PROBLEM DETAILS =
Exact reproduction of the data is required, with images excluded.

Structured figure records
>> begin

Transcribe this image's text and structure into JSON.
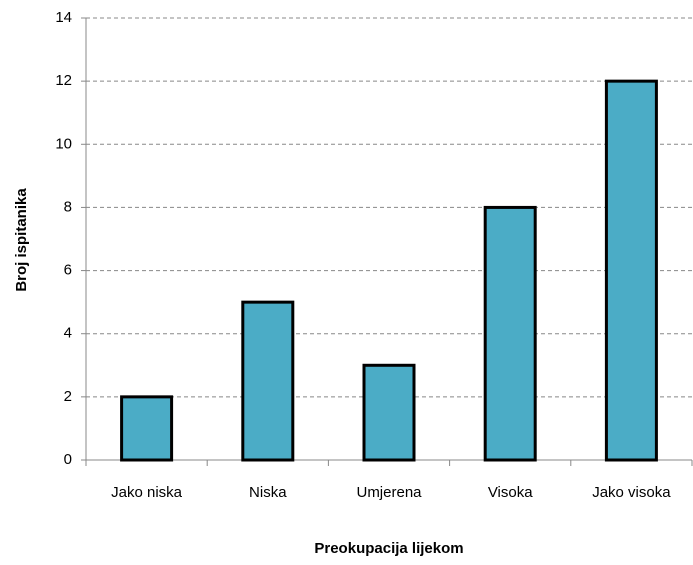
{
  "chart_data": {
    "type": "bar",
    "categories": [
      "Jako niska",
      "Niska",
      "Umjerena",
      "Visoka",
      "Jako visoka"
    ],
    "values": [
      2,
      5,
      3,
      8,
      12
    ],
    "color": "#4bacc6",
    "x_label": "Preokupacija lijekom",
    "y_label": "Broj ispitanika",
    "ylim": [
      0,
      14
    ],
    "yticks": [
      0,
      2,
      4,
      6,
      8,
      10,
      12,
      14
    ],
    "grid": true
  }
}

>> end

RESULT =
Transcribe this image's text and structure into JSON.
{
  "chart_data": {
    "type": "bar",
    "categories": [
      "Jako niska",
      "Niska",
      "Umjerena",
      "Visoka",
      "Jako visoka"
    ],
    "values": [
      2,
      5,
      3,
      8,
      12
    ],
    "color": "#4bacc6",
    "x_label": "Preokupacija lijekom",
    "y_label": "Broj ispitanika",
    "ylim": [
      0,
      14
    ],
    "yticks": [
      0,
      2,
      4,
      6,
      8,
      10,
      12,
      14
    ],
    "grid": true
  }
}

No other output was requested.